▶ [Dataset content]:

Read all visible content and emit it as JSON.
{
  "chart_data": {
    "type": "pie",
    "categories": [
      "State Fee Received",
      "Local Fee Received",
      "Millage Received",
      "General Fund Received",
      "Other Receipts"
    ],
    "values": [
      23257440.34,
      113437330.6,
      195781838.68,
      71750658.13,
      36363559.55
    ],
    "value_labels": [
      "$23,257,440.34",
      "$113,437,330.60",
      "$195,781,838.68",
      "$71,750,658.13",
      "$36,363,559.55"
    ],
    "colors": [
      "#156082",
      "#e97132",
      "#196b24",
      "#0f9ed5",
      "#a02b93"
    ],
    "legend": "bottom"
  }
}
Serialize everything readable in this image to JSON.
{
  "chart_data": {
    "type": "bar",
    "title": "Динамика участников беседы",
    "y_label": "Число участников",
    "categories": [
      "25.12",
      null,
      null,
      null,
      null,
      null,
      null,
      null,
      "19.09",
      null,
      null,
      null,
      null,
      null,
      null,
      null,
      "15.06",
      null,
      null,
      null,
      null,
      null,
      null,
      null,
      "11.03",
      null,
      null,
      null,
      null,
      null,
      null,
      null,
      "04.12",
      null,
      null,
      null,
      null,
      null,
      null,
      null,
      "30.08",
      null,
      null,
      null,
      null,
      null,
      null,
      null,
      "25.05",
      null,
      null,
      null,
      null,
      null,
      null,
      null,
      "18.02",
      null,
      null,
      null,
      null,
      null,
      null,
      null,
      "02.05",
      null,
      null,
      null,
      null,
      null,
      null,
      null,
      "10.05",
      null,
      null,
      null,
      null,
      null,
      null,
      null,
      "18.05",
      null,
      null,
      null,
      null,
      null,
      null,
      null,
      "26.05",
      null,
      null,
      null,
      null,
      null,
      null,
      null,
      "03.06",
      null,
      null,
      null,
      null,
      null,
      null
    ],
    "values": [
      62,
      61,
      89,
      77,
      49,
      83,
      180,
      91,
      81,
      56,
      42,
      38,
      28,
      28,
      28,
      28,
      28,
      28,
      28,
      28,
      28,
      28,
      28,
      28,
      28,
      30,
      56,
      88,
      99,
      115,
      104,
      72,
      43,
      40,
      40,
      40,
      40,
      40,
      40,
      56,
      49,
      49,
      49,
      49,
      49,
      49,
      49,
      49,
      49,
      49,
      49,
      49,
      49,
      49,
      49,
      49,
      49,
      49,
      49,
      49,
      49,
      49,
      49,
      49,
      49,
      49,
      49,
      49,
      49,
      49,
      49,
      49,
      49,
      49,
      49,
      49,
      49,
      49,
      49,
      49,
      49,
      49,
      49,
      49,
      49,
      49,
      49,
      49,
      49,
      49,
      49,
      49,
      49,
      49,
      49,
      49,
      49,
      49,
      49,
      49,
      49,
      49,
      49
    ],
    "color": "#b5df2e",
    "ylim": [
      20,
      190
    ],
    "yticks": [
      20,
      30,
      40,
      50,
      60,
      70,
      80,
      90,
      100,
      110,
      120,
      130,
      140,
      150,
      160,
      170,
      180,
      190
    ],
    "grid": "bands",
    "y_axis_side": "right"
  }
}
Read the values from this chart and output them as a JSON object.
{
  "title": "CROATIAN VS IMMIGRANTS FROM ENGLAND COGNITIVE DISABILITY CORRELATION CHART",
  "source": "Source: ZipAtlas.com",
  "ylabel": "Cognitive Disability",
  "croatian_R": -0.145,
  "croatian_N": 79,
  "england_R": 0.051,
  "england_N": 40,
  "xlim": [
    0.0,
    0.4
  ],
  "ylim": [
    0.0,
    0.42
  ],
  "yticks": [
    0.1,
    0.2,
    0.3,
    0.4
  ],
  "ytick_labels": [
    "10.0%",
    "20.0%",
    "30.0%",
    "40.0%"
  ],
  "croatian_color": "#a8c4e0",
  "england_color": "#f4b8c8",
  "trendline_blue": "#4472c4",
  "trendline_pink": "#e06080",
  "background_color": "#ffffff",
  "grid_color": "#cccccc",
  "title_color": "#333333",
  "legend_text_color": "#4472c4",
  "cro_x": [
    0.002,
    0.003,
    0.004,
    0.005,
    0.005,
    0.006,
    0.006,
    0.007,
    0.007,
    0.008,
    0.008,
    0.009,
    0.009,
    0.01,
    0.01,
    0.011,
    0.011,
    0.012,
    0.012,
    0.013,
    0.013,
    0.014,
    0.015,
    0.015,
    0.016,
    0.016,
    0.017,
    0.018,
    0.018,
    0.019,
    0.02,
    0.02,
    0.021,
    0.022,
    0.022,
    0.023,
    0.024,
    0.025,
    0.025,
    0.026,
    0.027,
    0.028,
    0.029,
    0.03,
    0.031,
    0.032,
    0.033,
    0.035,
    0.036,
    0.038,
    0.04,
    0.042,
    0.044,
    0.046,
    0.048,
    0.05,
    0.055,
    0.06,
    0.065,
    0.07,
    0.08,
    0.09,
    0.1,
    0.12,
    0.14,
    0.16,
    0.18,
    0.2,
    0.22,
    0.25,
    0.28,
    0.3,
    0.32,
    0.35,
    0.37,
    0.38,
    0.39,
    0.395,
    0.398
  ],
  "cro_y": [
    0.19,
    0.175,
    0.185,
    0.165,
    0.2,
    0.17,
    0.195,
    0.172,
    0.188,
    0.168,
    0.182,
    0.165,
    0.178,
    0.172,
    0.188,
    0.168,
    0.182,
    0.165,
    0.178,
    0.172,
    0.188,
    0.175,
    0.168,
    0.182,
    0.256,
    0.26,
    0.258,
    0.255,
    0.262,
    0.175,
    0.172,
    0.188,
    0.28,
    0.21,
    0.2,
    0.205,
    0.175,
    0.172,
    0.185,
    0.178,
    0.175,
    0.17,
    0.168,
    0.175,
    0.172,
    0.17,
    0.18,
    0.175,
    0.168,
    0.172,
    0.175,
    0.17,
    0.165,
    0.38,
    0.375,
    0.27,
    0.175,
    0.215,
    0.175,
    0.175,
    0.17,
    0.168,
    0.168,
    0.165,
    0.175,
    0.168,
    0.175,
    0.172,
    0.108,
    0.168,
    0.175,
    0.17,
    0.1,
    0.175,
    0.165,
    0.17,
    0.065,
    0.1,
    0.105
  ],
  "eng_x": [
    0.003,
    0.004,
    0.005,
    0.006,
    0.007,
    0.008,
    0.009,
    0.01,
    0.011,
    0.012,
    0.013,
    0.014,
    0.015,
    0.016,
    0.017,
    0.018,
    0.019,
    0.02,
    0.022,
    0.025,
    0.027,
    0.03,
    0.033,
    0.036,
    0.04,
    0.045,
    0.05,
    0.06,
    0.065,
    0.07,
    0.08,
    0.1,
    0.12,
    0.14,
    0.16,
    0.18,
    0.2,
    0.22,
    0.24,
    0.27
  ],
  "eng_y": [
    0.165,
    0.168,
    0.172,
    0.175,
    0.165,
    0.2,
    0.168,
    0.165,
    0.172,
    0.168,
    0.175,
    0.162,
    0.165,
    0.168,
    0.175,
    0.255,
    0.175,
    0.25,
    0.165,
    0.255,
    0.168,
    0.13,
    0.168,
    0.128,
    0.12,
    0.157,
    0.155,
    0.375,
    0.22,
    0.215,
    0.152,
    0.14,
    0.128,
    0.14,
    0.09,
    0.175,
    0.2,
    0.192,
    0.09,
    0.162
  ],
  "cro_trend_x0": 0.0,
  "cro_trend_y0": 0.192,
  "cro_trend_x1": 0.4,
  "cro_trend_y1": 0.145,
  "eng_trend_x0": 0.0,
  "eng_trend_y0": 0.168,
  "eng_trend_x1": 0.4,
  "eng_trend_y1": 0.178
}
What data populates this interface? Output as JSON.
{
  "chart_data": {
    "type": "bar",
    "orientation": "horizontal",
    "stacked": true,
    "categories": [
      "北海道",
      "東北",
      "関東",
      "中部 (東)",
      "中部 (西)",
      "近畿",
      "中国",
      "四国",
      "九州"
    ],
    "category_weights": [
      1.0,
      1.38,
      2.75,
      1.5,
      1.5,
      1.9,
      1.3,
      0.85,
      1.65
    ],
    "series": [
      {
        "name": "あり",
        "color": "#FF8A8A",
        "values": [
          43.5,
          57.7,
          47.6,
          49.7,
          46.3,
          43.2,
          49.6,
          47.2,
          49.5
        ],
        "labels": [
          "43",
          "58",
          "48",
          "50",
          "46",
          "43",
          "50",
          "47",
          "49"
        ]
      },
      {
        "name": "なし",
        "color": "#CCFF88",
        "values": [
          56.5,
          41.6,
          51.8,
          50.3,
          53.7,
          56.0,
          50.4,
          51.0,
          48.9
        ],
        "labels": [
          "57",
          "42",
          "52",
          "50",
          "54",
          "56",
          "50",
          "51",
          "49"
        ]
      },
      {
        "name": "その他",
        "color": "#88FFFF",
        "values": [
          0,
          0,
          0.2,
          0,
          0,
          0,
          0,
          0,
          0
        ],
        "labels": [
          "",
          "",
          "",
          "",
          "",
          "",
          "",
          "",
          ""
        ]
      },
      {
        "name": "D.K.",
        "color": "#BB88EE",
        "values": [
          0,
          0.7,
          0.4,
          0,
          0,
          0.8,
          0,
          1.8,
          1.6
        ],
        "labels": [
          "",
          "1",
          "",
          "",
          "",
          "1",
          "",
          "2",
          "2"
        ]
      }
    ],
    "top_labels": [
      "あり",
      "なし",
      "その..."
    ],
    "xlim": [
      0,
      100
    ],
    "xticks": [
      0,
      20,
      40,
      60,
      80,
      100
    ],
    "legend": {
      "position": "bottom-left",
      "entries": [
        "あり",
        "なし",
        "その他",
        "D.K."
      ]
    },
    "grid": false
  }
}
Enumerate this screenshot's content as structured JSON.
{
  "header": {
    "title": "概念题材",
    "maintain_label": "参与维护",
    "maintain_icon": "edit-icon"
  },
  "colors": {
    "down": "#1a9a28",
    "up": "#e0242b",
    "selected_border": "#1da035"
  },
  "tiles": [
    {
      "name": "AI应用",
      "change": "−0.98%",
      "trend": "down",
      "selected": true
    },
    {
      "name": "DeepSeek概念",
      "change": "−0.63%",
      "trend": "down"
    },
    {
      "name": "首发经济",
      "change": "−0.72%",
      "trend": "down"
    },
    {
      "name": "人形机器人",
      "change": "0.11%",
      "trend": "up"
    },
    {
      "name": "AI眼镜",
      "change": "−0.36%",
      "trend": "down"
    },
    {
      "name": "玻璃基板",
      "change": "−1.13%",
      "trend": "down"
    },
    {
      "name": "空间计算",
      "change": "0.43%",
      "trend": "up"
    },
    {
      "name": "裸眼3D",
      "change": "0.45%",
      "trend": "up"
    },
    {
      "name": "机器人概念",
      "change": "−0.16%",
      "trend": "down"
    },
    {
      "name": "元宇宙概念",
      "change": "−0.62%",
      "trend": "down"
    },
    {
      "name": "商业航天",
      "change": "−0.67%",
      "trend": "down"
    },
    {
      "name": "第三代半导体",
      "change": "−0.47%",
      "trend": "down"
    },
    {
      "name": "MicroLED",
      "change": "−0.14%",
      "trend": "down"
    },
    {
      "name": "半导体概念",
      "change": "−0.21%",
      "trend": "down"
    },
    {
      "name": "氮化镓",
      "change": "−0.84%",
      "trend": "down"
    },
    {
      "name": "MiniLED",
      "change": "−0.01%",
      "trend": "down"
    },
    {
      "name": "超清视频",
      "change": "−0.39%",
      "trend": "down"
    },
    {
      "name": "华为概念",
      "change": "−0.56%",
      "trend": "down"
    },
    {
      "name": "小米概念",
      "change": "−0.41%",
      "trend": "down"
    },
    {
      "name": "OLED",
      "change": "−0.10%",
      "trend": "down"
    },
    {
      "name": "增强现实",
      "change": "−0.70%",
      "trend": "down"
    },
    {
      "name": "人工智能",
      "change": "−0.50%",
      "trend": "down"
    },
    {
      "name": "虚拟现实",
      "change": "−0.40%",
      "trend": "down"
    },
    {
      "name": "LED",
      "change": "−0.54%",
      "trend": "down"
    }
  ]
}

▶ [What to do]: Note how many lines in the listing above hold the string "участников", then give only that figure.

▶ [Solution]: 2